━━━ WORKING DATA ━━━

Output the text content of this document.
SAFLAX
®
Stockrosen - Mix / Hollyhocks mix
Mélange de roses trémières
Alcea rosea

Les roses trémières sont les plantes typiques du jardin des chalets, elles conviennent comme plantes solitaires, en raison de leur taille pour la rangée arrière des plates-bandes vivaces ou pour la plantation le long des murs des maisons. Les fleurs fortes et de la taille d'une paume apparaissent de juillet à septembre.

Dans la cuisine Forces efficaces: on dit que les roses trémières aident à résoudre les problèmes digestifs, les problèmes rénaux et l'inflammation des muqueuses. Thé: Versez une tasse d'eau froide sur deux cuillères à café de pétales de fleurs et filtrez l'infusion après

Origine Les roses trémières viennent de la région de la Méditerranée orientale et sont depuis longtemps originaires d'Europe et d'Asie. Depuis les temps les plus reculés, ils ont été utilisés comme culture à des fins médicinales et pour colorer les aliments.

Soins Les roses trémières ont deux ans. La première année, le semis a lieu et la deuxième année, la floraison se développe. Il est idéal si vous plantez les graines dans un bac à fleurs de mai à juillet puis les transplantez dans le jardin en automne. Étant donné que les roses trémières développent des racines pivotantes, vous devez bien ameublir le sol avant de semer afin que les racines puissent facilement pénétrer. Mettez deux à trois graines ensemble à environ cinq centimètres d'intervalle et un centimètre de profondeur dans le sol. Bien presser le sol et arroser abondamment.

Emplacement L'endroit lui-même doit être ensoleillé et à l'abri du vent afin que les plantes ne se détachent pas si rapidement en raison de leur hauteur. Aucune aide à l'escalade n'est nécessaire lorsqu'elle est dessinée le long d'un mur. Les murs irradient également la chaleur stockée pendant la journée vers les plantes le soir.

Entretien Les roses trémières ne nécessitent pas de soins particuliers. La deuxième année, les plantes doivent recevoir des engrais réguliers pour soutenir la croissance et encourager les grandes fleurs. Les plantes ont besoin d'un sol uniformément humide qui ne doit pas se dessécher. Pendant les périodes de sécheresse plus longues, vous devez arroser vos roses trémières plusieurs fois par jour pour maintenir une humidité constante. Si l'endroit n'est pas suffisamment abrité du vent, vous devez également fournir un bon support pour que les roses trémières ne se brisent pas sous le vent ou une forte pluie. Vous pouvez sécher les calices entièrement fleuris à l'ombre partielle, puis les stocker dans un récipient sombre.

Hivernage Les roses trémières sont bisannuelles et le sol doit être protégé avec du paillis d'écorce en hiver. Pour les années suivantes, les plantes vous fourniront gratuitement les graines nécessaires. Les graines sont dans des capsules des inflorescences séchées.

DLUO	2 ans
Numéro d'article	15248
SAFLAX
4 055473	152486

━━━

• **EXERCISE**: Reply with one number: the count of lines in the entries that include the word "être".

• **SOLUTION TO THIS PROBLEM**: 2